Die Aufgaben:
1: Geben Sie aus dem Text zum Social-Media-Boykott der Rangers den Abschnitt zwischen "Die Rangers sind" und "keine Postings abgesetzt.", beide Stellen eingeschlossen, wortgetreu wieder.
2: Führen Sie den Text zum Social-Media-Boykott der Rangers im Anschluss an seinen letzten Satz weiter.

Er fordert eine Änderung der Spielregeln im Netz: ein Identitätsnachweis aller Nutzerinnen und Nutzer, um sie für ihre Worte und Taten zur Rechenschaft ziehen zu können. "Wir hoffen, die Firmen erkennen den Mehrwert von verifizierten Accounts." Sollten Plattformen wie Facebook auf diesen Schritt verzichten, solle die Regierung einschreiten und eine entsprechende Gesetzeslage schaffen.

Um dem Aufruf Gewicht zu verleihen, boykottieren sowohl die Spieler als auch die Führungsebene der Rangers aktuell noch bis Donnerstagabend ihre privaten Profile in sozialen Medien. Der Verein plant Treffen mit Vertretern von Facebook und Twitter. Man wolle "den Druck auf Social-Media-Plattformen erhöhen, bis sie proaktiv im Interesse der Gesellschaft handeln", sagt Robertson.

Boykott

"Solch ein Aufschrei hilft", erklärt Matthias Jax. Der Experte für soziale Medien leitet das EU-Projekt saferinternet.at, das Menschen einen verantwortungsvollen Umgang mit digitalen Medien vermitteln will. Durch Aktionen wie die der Rangers werde Aufmerksamkeit für die Problematik von Hass und Rassismus im Netz geschaffen. Je öfter und regelmäßiger protestiert wird, umso nachhaltiger sei der Effekt.

Die Rangers sind nicht allein. Auch die Zweitligisten Swansea AFC und Birmingham City FC setzen ein Zeichen gegen Diskriminierung und Beschimpfungen auf Social Media. Im Gegensatz zu den Glasgow Rangers gehen sie aber einen Schritt weiter: Nicht nur auf privaten Spieler-, sondern auch auf den offiziellen Klub-Accounts werden sieben Tage lang keine Postings abgesetzt.

Datenteil:
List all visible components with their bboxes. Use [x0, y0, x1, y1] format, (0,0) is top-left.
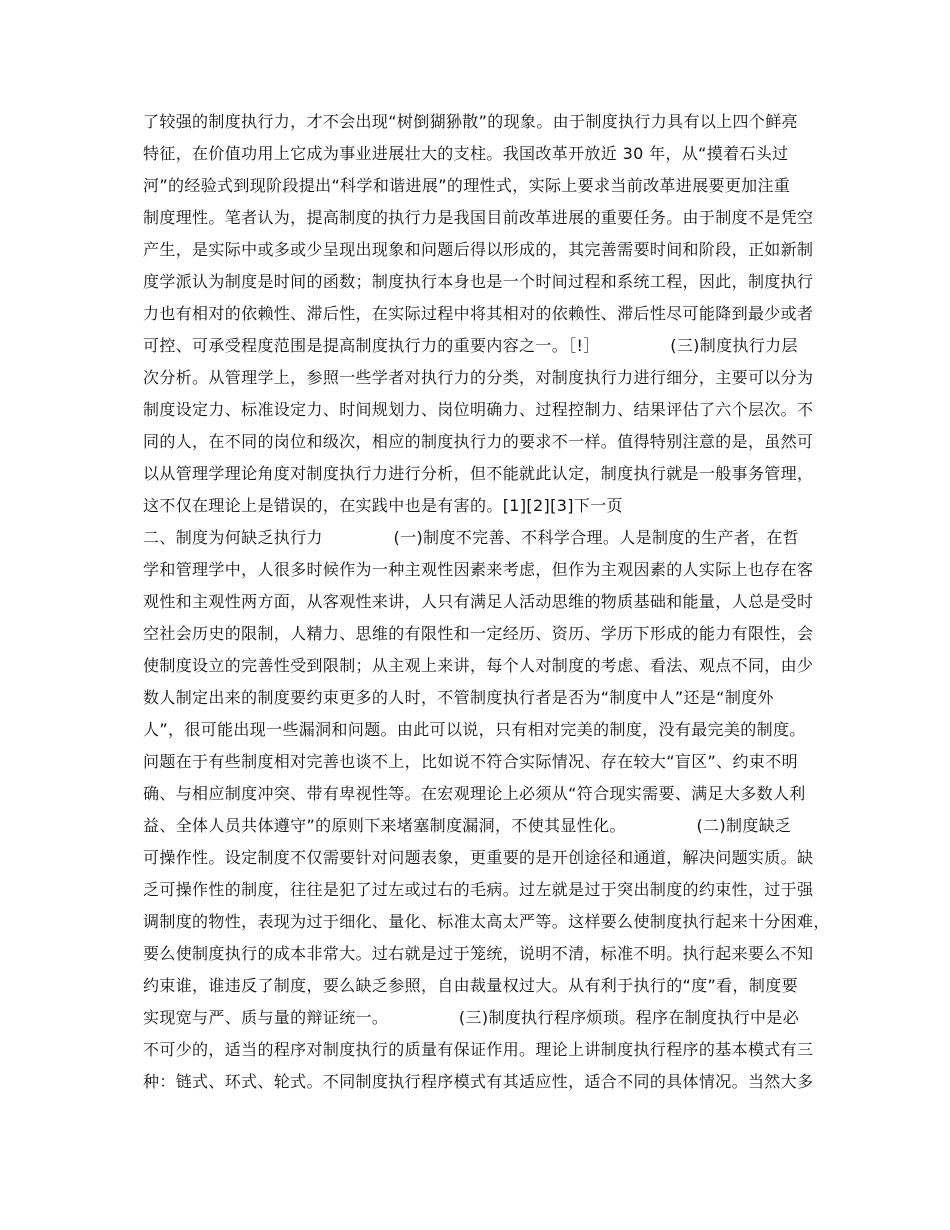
- text-line: 这不仅在理论上是错误的，在实践中也是有害的。[1][2][3]下一页: [143, 496, 623, 515]
- text-line: 实现宽与严、质与量的辩证统一。 (三)制度执行程序烦琐。程序在制度执行中是必: [143, 1008, 800, 1027]
- text-line: 可操作性。设定制度不仅需要针对问题表象，更重要的是开创途径和通道，解决问题实质。缺: [143, 848, 814, 867]
- text-line: 不可少的，适当的程序对制度执行的质量有保证作用。理论上讲制度执行程序的基本模式有三: [143, 1040, 814, 1059]
- text-line: 制度理性。笔者认为，提高制度的执行力是我国目前改革进展的重要任务。由于制度不是凭空: [143, 208, 814, 227]
- text-line: 以从管理学理论角度对制度执行力进行分析，但不能就此认定，制度执行就是一般事务管理，: [143, 464, 814, 483]
- text-line: 特征，在价值功用上它成为事业进展壮大的支柱。我国改革开放近 30 年，从“摸着石头过: [143, 144, 789, 163]
- text-line: 人”，很可能出现一些漏洞和问题。由此可以说，只有相对完美的制度，没有最完美的制度。: [143, 720, 806, 739]
- text-line: 使制度设立的完善性受到限制；从主观上来讲，每个人对制度的考虑、看法、观点不同，由少: [143, 656, 814, 675]
- text-line: 问题在于有些制度相对完善也谈不上，比如说不符合实际情况、存在较大“盲区”、约束不明: [143, 752, 798, 771]
- text-line: 益、全体人员共体遵守”的原则下来堵塞制度漏洞，不使其显性化。 (二)制度缺乏: [143, 816, 792, 835]
- text-line: 数人制定出来的制度要约束更多的人时，不管制度执行者是否为“制度中人”还是“制度外: [143, 688, 774, 707]
- text-line: 约束谁，谁违反了制度，要么缺乏参照，自由裁量权过大。从有利于执行的“度”看，制度要: [143, 976, 798, 995]
- text-line: 观性和主观性两方面，从客观性来讲，人只有满足人活动思维的物质基础和能量，人总是受时: [143, 592, 814, 611]
- text-line: 可控、可承受程度范围是提高制度执行力的重要内容之一。［!］ (三)制度执行力层: [143, 336, 798, 355]
- text-line: 力也有相对的依赖性、滞后性，在实际过程中将其相对的依赖性、滞后性尽可能降到最少或者: [143, 304, 814, 323]
- text-line: 种：链式、环式、轮式。不同制度执行程序模式有其适应性，适合不同的具体情况。当然大多: [143, 1072, 814, 1091]
- text-line: 同的人，在不同的岗位和级次，相应的制度执行力的要求不一样。值得特别注意的是，虽然可: [143, 432, 814, 451]
- text-line: 学和管理学中，人很多时候作为一种主观性因素来考虑，但作为主观因素的人实际上也存在客: [143, 560, 814, 579]
- text-line: 调制度的物性，表现为过于细化、量化、标准太高太严等。这样要么使制度执行起来十分困难，: [143, 912, 830, 931]
- text-line: 了较强的制度执行力，才不会出现“树倒猢狲散”的现象。由于制度执行力具有以上四个鲜亮: [143, 112, 798, 131]
- text-line: 产生，是实际中或多或少呈现出现象和问题后得以形成的，其完善需要时间和阶段，正如新制: [143, 240, 814, 259]
- text-line: 要么使制度执行的成本非常大。过右就是过于笼统，说明不清，标准不明。执行起来要么不知: [143, 944, 814, 963]
- text-line: 河”的经验式到现阶段提出“科学和谐进展”的理性式，实际上要求当前改革进展要更加注重: [143, 176, 791, 195]
- text-line: 度学派认为制度是时间的函数；制度执行本身也是一个时间过程和系统工程，因此，制度执行: [143, 272, 814, 291]
- text-line: 确、与相应制度冲突、带有卑视性等。在宏观理论上必须从“符合现实需要、满足大多数人利: [143, 784, 806, 803]
- text-line: 制度设定力、标准设定力、时间规划力、岗位明确力、过程控制力、结果评估了六个层次。不: [143, 400, 814, 419]
- section-heading-line: 二、制度为何缺乏执行力 (一)制度不完善、不科学合理。人是制度的生产者，在哲: [143, 528, 800, 547]
- text-line: 空社会历史的限制，人精力、思维的有限性和一定经历、资历、学历下形成的能力有限性，会: [143, 624, 814, 643]
- text-line: 次分析。从管理学上，参照一些学者对执行力的分类，对制度执行力进行细分，主要可以分为: [143, 368, 814, 387]
- text-line: 乏可操作性的制度，往往是犯了过左或过右的毛病。过左就是过于突出制度的约束性，过于强: [143, 880, 814, 899]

Antworten je Aufgabe:
1:
Die Rangers sind nicht allein. Auch die Zweitligisten Swansea AFC und Birmingham City FC setzen ein Zeichen gegen Diskriminierung und Beschimpfungen auf Social Media. Im Gegensatz zu den Glasgow Rangers gehen sie aber einen Schritt weiter: Nicht nur auf privaten Spieler-, sondern auch auf den offiziellen Klub-Accounts werden sieben Tage lang keine Postings abgesetzt.

2:
"Dadurch geraten die Plattformen unter Zugzwang", sagt Jax. Denn die Akteure erreichen mit ihren Millionen Followern eine spezifische Zielgruppe, in die andere Aufmerksamkeitskampagnen nicht vordringen. Es bringe eine große Gruppe an Menschen zum Nachdenken.

Wenden sich Fußballklubs von den sozialen Medien ab, pausieren sie zudem ihre Ausgaben für den Vertrieb von Fanartikeln. Dadurch verlieren die Plattformen Umsätze. Facebook und Co stellen sogenannte Account-Manager ein, die sich um ein Portfolio an Klienten kümmern sollen, um deren Werbebudgets auf der Plattform zu maximieren. Unabhängig davon, wie groß die Plattformen sind – einen Boykott von Fußballklubs bekommen sie zu spüren.

Psychischer Schaden

Hasspostings nehmen stets zu. Seit über einem Jahr sind in Stadien mit wenigen Ausnahmen keine Zuschauer zugelassen. Als Folge des Lockdowns verlegt sich der Alltag immer mehr in die digitale Welt. "Wir befinden uns in einer hochemotionalen Zeit. Die Leute suchen nach einem Ventil und denken nicht darüber nach, dass es online genauso Regeln gibt wie offline", sagt Jax.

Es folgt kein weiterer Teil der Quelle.